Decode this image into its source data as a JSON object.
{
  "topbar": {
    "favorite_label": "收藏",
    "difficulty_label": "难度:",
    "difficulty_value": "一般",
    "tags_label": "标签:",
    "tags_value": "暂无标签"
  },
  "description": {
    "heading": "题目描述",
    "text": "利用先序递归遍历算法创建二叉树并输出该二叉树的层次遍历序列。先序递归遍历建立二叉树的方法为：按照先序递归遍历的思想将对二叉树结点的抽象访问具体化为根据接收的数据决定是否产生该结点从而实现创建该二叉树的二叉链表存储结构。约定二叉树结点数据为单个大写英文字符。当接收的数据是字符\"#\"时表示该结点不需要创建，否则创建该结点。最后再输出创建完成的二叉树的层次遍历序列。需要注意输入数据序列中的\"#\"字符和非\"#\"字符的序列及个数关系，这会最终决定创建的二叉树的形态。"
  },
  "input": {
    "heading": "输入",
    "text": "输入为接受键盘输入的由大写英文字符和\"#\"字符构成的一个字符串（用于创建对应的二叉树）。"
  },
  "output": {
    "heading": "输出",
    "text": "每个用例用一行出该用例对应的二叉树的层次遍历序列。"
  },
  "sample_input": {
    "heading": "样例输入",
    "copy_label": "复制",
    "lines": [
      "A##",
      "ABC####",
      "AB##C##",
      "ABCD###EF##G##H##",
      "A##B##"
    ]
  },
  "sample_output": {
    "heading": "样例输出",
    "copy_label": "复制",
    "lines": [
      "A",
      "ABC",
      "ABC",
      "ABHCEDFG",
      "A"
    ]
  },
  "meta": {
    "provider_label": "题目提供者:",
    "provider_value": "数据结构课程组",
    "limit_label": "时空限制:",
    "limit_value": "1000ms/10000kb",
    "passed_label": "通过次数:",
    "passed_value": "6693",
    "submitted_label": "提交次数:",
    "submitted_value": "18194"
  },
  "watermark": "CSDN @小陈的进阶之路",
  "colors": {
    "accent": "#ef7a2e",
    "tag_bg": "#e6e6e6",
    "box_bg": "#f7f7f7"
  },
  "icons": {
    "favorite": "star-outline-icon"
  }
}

» YOUR TASK:
All of the data shown above must be copied exactly.

» RIGHT ANSWER:
Decode this image into its source data as a JSON object.
{
  "topbar": {
    "favorite_label": "收藏",
    "difficulty_label": "难度:",
    "difficulty_value": "一般",
    "tags_label": "标签:",
    "tags_value": "暂无标签"
  },
  "description": {
    "heading": "题目描述",
    "text": "利用先序递归遍历算法创建二叉树并输出该二叉树的层次遍历序列。先序递归遍历建立二叉树的方法为：按照先序递归遍历的思想将对二叉树结点的抽象访问具体化为根据接收的数据决定是否产生该结点从而实现创建该二叉树的二叉链表存储结构。约定二叉树结点数据为单个大写英文字符。当接收的数据是字符\"#\"时表示该结点不需要创建，否则创建该结点。最后再输出创建完成的二叉树的层次遍历序列。需要注意输入数据序列中的\"#\"字符和非\"#\"字符的序列及个数关系，这会最终决定创建的二叉树的形态。"
  },
  "input": {
    "heading": "输入",
    "text": "输入为接受键盘输入的由大写英文字符和\"#\"字符构成的一个字符串（用于创建对应的二叉树）。"
  },
  "output": {
    "heading": "输出",
    "text": "每个用例用一行出该用例对应的二叉树的层次遍历序列。"
  },
  "sample_input": {
    "heading": "样例输入",
    "copy_label": "复制",
    "lines": [
      "A##",
      "ABC####",
      "AB##C##",
      "ABCD###EF##G##H##",
      "A##B##"
    ]
  },
  "sample_output": {
    "heading": "样例输出",
    "copy_label": "复制",
    "lines": [
      "A",
      "ABC",
      "ABC",
      "ABHCEDFG",
      "A"
    ]
  },
  "meta": {
    "provider_label": "题目提供者:",
    "provider_value": "数据结构课程组",
    "limit_label": "时空限制:",
    "limit_value": "1000ms/10000kb",
    "passed_label": "通过次数:",
    "passed_value": "6693",
    "submitted_label": "提交次数:",
    "submitted_value": "18194"
  },
  "watermark": "CSDN @小陈的进阶之路",
  "colors": {
    "accent": "#ef7a2e",
    "tag_bg": "#e6e6e6",
    "box_bg": "#f7f7f7"
  },
  "icons": {
    "favorite": "star-outline-icon"
  }
}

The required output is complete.